**The input:**

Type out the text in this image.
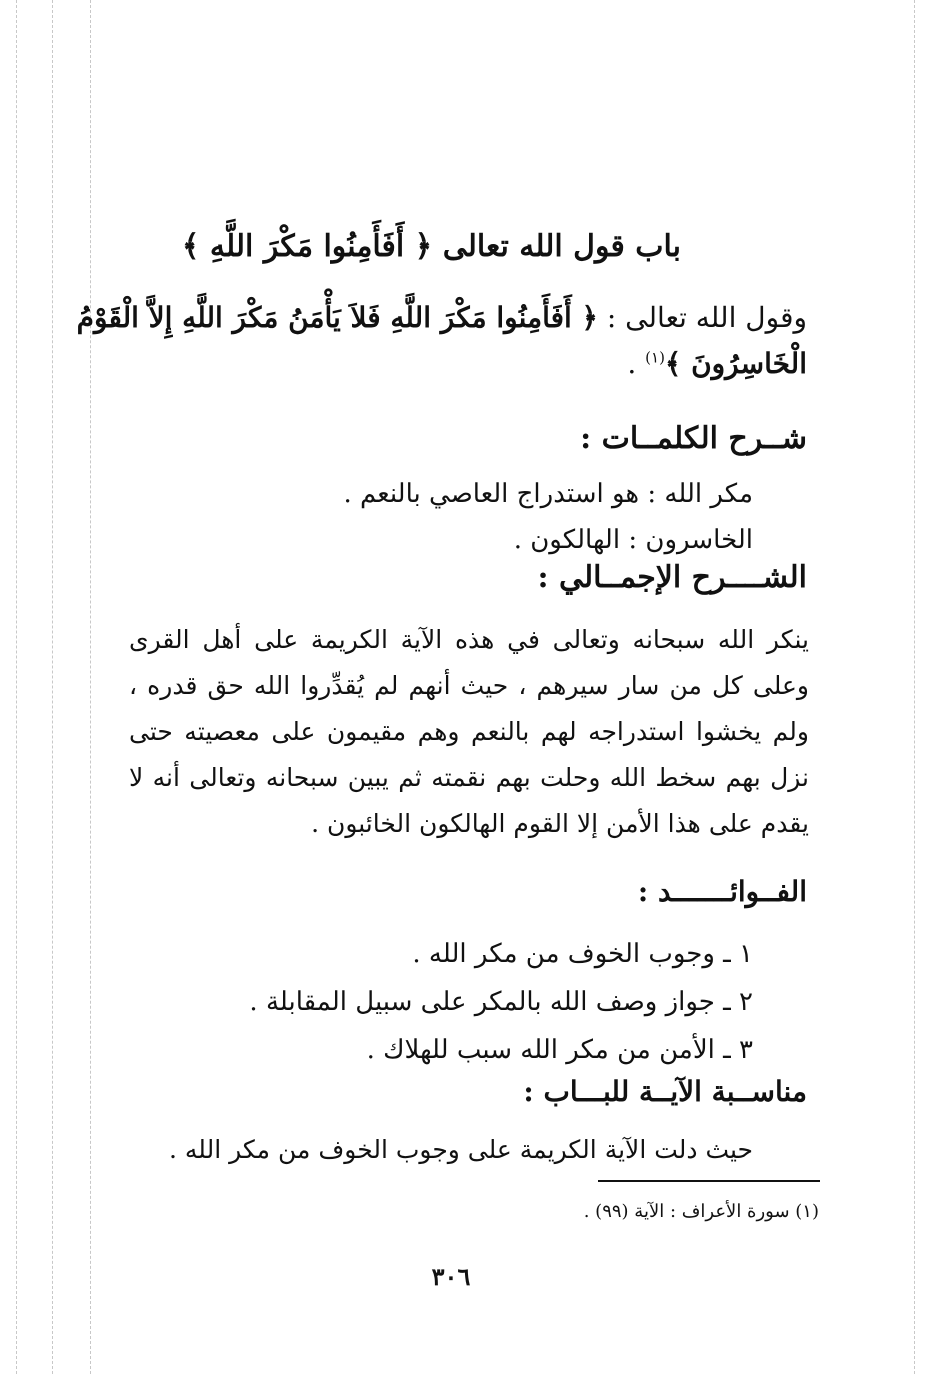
باب قول الله تعالى ﴿ أَفَأَمِنُوا مَكْرَ اللَّهِ ﴾
وقول الله تعالى : ﴿ أَفَأَمِنُوا مَكْرَ اللَّهِ فَلاَ يَأْمَنُ مَكْرَ اللَّهِ إِلاَّ الْقَوْمُ
الْخَاسِرُونَ ﴾$^{(١)}$ .
شــرح الكلمــات :
مكر الله : هو استدراج العاصي بالنعم .
الخاسرون : الهالكون .
الشــــرح الإجمــالي :
ينكر الله سبحانه وتعالى في هذه الآية الكريمة على أهل القرى وعلى كل من سار سيرهم ، حيث أنهم لم يُقدِّروا الله حق قدره ، ولم يخشوا استدراجه لهم بالنعم وهم مقيمون على معصيته حتى نزل بهم سخط الله وحلت بهم نقمته ثم يبين سبحانه وتعالى أنه لا يقدم على هذا الأمن إلا القوم الهالكون الخائبون .
الفــوائـــــــد :
١ ـ وجوب الخوف من مكر الله .
٢ ـ جواز وصف الله بالمكر على سبيل المقابلة .
٣ ـ الأمن من مكر الله سبب للهلاك .
مناســبة الآيــة للبـــاب :
حيث دلت الآية الكريمة على وجوب الخوف من مكر الله .
(١) سورة الأعراف : الآية (٩٩) .
٣٠٦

**What needs to be done:** Copy the material exactly. Do not include the pictures.

**Output for this exercise:**
Type out the text in this image.
باب قول الله تعالى ﴿ أَفَأَمِنُوا مَكْرَ اللَّهِ ﴾
وقول الله تعالى : ﴿ أَفَأَمِنُوا مَكْرَ اللَّهِ فَلاَ يَأْمَنُ مَكْرَ اللَّهِ إِلاَّ الْقَوْمُ
الْخَاسِرُونَ ﴾$^{(١)}$ .
شــرح الكلمــات :
مكر الله : هو استدراج العاصي بالنعم .
الخاسرون : الهالكون .
الشــــرح الإجمــالي :
ينكر الله سبحانه وتعالى في هذه الآية الكريمة على أهل القرى وعلى كل من سار سيرهم ، حيث أنهم لم يُقدِّروا الله حق قدره ، ولم يخشوا استدراجه لهم بالنعم وهم مقيمون على معصيته حتى نزل بهم سخط الله وحلت بهم نقمته ثم يبين سبحانه وتعالى أنه لا يقدم على هذا الأمن إلا القوم الهالكون الخائبون .
الفــوائـــــــد :
١ ـ وجوب الخوف من مكر الله .
٢ ـ جواز وصف الله بالمكر على سبيل المقابلة .
٣ ـ الأمن من مكر الله سبب للهلاك .
مناســبة الآيــة للبـــاب :
حيث دلت الآية الكريمة على وجوب الخوف من مكر الله .
(١) سورة الأعراف : الآية (٩٩) .
٣٠٦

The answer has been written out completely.